-- Problem description --
Each entry must be reproduced precisely as it stands.

-- Dataset excerpts --
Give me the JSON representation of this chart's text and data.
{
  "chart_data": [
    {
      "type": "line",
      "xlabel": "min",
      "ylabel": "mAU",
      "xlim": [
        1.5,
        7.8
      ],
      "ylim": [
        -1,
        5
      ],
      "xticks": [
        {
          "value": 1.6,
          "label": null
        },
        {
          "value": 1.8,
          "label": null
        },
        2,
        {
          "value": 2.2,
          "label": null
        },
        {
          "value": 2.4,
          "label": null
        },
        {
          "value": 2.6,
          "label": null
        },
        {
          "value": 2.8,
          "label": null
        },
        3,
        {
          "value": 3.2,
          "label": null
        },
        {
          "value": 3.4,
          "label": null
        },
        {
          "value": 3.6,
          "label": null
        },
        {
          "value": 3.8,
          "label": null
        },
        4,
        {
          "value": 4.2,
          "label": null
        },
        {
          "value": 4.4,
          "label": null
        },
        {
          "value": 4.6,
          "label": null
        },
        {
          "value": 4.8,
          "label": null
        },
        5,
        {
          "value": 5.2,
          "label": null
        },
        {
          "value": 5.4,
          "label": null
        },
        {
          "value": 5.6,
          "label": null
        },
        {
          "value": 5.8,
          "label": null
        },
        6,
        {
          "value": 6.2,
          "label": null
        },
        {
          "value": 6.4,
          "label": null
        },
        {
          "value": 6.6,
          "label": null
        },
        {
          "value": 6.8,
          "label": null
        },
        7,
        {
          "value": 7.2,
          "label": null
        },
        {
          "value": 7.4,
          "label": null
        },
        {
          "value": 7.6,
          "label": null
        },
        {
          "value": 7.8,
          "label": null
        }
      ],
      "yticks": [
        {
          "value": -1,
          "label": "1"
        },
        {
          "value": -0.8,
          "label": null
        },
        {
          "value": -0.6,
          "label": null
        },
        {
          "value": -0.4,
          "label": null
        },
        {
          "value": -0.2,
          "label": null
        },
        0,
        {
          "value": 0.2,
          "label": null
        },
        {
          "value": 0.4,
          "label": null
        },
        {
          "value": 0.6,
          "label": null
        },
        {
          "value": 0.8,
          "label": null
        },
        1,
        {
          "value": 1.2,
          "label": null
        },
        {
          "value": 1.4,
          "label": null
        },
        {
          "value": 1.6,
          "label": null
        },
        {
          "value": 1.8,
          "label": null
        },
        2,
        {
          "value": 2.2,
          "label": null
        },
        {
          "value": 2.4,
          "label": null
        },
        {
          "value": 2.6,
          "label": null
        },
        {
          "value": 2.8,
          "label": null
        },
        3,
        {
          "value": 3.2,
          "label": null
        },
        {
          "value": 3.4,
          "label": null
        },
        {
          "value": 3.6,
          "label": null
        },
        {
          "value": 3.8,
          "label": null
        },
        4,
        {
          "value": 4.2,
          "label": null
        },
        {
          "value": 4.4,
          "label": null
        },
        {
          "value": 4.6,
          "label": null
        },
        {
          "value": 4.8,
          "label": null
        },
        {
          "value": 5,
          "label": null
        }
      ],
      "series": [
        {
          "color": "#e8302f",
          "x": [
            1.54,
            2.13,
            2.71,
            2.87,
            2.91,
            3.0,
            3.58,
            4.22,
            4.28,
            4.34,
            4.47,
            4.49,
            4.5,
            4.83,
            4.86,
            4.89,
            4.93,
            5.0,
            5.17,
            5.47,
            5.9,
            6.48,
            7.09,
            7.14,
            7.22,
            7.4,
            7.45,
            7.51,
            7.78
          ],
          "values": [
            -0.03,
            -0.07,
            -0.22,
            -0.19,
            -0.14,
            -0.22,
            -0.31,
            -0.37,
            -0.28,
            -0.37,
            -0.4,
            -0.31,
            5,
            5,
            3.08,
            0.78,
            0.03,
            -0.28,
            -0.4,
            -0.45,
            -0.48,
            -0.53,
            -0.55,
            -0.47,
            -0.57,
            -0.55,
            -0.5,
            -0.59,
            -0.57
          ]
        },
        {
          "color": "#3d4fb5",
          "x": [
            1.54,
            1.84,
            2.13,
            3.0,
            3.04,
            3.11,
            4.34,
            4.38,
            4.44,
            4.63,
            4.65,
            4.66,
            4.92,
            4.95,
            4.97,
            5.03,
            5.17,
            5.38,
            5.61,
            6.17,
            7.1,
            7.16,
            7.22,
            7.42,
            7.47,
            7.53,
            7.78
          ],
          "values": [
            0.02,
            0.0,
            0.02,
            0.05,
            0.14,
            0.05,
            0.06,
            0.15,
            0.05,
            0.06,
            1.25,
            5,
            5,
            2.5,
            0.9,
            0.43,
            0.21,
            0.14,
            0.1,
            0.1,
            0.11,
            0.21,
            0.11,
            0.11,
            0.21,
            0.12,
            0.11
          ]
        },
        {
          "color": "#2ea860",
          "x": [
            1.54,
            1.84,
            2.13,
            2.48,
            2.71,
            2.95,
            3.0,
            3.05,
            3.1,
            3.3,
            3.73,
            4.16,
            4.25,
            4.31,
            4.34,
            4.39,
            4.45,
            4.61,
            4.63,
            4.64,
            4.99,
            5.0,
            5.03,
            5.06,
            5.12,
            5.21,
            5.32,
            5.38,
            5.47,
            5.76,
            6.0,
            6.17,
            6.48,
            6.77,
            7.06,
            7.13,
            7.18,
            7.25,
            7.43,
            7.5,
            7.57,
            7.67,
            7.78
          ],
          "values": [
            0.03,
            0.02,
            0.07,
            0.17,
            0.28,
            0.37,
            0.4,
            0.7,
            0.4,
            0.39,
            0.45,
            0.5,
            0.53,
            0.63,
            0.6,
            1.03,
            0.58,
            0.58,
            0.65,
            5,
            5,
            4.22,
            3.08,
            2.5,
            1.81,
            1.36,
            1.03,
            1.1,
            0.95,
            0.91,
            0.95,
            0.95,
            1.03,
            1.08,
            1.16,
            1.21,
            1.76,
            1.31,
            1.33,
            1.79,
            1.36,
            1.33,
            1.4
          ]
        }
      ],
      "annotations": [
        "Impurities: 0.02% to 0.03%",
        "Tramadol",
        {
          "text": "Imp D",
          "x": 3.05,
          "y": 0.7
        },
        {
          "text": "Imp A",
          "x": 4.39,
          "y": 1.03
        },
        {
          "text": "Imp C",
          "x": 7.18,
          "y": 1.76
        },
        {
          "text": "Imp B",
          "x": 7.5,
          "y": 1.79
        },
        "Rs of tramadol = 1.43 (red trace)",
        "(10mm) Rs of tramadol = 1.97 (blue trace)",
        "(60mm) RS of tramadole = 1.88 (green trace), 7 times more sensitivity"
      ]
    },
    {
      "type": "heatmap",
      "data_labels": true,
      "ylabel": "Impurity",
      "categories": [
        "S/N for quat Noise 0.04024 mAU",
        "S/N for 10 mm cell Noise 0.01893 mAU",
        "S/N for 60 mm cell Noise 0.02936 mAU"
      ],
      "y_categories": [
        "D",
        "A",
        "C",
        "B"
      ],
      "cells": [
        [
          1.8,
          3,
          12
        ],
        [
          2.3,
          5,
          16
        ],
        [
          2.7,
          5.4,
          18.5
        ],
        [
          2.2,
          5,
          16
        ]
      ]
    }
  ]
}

-- Solution for this task --
Give me the JSON representation of this chart's text and data.
{
  "chart_data": [
    {
      "type": "line",
      "xlabel": "min",
      "ylabel": "mAU",
      "xlim": [
        1.5,
        7.8
      ],
      "ylim": [
        -1,
        5
      ],
      "xticks": [
        {
          "value": 1.6,
          "label": null
        },
        {
          "value": 1.8,
          "label": null
        },
        2,
        {
          "value": 2.2,
          "label": null
        },
        {
          "value": 2.4,
          "label": null
        },
        {
          "value": 2.6,
          "label": null
        },
        {
          "value": 2.8,
          "label": null
        },
        3,
        {
          "value": 3.2,
          "label": null
        },
        {
          "value": 3.4,
          "label": null
        },
        {
          "value": 3.6,
          "label": null
        },
        {
          "value": 3.8,
          "label": null
        },
        4,
        {
          "value": 4.2,
          "label": null
        },
        {
          "value": 4.4,
          "label": null
        },
        {
          "value": 4.6,
          "label": null
        },
        {
          "value": 4.8,
          "label": null
        },
        5,
        {
          "value": 5.2,
          "label": null
        },
        {
          "value": 5.4,
          "label": null
        },
        {
          "value": 5.6,
          "label": null
        },
        {
          "value": 5.8,
          "label": null
        },
        6,
        {
          "value": 6.2,
          "label": null
        },
        {
          "value": 6.4,
          "label": null
        },
        {
          "value": 6.6,
          "label": null
        },
        {
          "value": 6.8,
          "label": null
        },
        7,
        {
          "value": 7.2,
          "label": null
        },
        {
          "value": 7.4,
          "label": null
        },
        {
          "value": 7.6,
          "label": null
        },
        {
          "value": 7.8,
          "label": null
        }
      ],
      "yticks": [
        {
          "value": -1,
          "label": "1"
        },
        {
          "value": -0.8,
          "label": null
        },
        {
          "value": -0.6,
          "label": null
        },
        {
          "value": -0.4,
          "label": null
        },
        {
          "value": -0.2,
          "label": null
        },
        0,
        {
          "value": 0.2,
          "label": null
        },
        {
          "value": 0.4,
          "label": null
        },
        {
          "value": 0.6,
          "label": null
        },
        {
          "value": 0.8,
          "label": null
        },
        1,
        {
          "value": 1.2,
          "label": null
        },
        {
          "value": 1.4,
          "label": null
        },
        {
          "value": 1.6,
          "label": null
        },
        {
          "value": 1.8,
          "label": null
        },
        2,
        {
          "value": 2.2,
          "label": null
        },
        {
          "value": 2.4,
          "label": null
        },
        {
          "value": 2.6,
          "label": null
        },
        {
          "value": 2.8,
          "label": null
        },
        3,
        {
          "value": 3.2,
          "label": null
        },
        {
          "value": 3.4,
          "label": null
        },
        {
          "value": 3.6,
          "label": null
        },
        {
          "value": 3.8,
          "label": null
        },
        4,
        {
          "value": 4.2,
          "label": null
        },
        {
          "value": 4.4,
          "label": null
        },
        {
          "value": 4.6,
          "label": null
        },
        {
          "value": 4.8,
          "label": null
        },
        {
          "value": 5,
          "label": null
        }
      ],
      "series": [
        {
          "color": "#e8302f",
          "x": [
            1.54,
            2.13,
            2.71,
            2.87,
            2.91,
            3.0,
            3.58,
            4.22,
            4.28,
            4.34,
            4.47,
            4.49,
            4.5,
            4.83,
            4.86,
            4.89,
            4.93,
            5.0,
            5.17,
            5.47,
            5.9,
            6.48,
            7.09,
            7.14,
            7.22,
            7.4,
            7.45,
            7.51,
            7.78
          ],
          "values": [
            -0.03,
            -0.07,
            -0.22,
            -0.19,
            -0.14,
            -0.22,
            -0.31,
            -0.37,
            -0.28,
            -0.37,
            -0.4,
            -0.31,
            5,
            5,
            3.08,
            0.78,
            0.03,
            -0.28,
            -0.4,
            -0.45,
            -0.48,
            -0.53,
            -0.55,
            -0.47,
            -0.57,
            -0.55,
            -0.5,
            -0.59,
            -0.57
          ]
        },
        {
          "color": "#3d4fb5",
          "x": [
            1.54,
            1.84,
            2.13,
            3.0,
            3.04,
            3.11,
            4.34,
            4.38,
            4.44,
            4.63,
            4.65,
            4.66,
            4.92,
            4.95,
            4.97,
            5.03,
            5.17,
            5.38,
            5.61,
            6.17,
            7.1,
            7.16,
            7.22,
            7.42,
            7.47,
            7.53,
            7.78
          ],
          "values": [
            0.02,
            0.0,
            0.02,
            0.05,
            0.14,
            0.05,
            0.06,
            0.15,
            0.05,
            0.06,
            1.25,
            5,
            5,
            2.5,
            0.9,
            0.43,
            0.21,
            0.14,
            0.1,
            0.1,
            0.11,
            0.21,
            0.11,
            0.11,
            0.21,
            0.12,
            0.11
          ]
        },
        {
          "color": "#2ea860",
          "x": [
            1.54,
            1.84,
            2.13,
            2.48,
            2.71,
            2.95,
            3.0,
            3.05,
            3.1,
            3.3,
            3.73,
            4.16,
            4.25,
            4.31,
            4.34,
            4.39,
            4.45,
            4.61,
            4.63,
            4.64,
            4.99,
            5.0,
            5.03,
            5.06,
            5.12,
            5.21,
            5.32,
            5.38,
            5.47,
            5.76,
            6.0,
            6.17,
            6.48,
            6.77,
            7.06,
            7.13,
            7.18,
            7.25,
            7.43,
            7.5,
            7.57,
            7.67,
            7.78
          ],
          "values": [
            0.03,
            0.02,
            0.07,
            0.17,
            0.28,
            0.37,
            0.4,
            0.7,
            0.4,
            0.39,
            0.45,
            0.5,
            0.53,
            0.63,
            0.6,
            1.03,
            0.58,
            0.58,
            0.65,
            5,
            5,
            4.22,
            3.08,
            2.5,
            1.81,
            1.36,
            1.03,
            1.1,
            0.95,
            0.91,
            0.95,
            0.95,
            1.03,
            1.08,
            1.16,
            1.21,
            1.76,
            1.31,
            1.33,
            1.79,
            1.36,
            1.33,
            1.4
          ]
        }
      ],
      "annotations": [
        "Impurities: 0.02% to 0.03%",
        "Tramadol",
        {
          "text": "Imp D",
          "x": 3.05,
          "y": 0.7
        },
        {
          "text": "Imp A",
          "x": 4.39,
          "y": 1.03
        },
        {
          "text": "Imp C",
          "x": 7.18,
          "y": 1.76
        },
        {
          "text": "Imp B",
          "x": 7.5,
          "y": 1.79
        },
        "Rs of tramadol = 1.43 (red trace)",
        "(10mm) Rs of tramadol = 1.97 (blue trace)",
        "(60mm) RS of tramadole = 1.88 (green trace), 7 times more sensitivity"
      ]
    },
    {
      "type": "heatmap",
      "data_labels": true,
      "ylabel": "Impurity",
      "categories": [
        "S/N for quat Noise 0.04024 mAU",
        "S/N for 10 mm cell Noise 0.01893 mAU",
        "S/N for 60 mm cell Noise 0.02936 mAU"
      ],
      "y_categories": [
        "D",
        "A",
        "C",
        "B"
      ],
      "cells": [
        [
          1.8,
          3,
          12
        ],
        [
          2.3,
          5,
          16
        ],
        [
          2.7,
          5.4,
          18.5
        ],
        [
          2.2,
          5,
          16
        ]
      ]
    }
  ]
}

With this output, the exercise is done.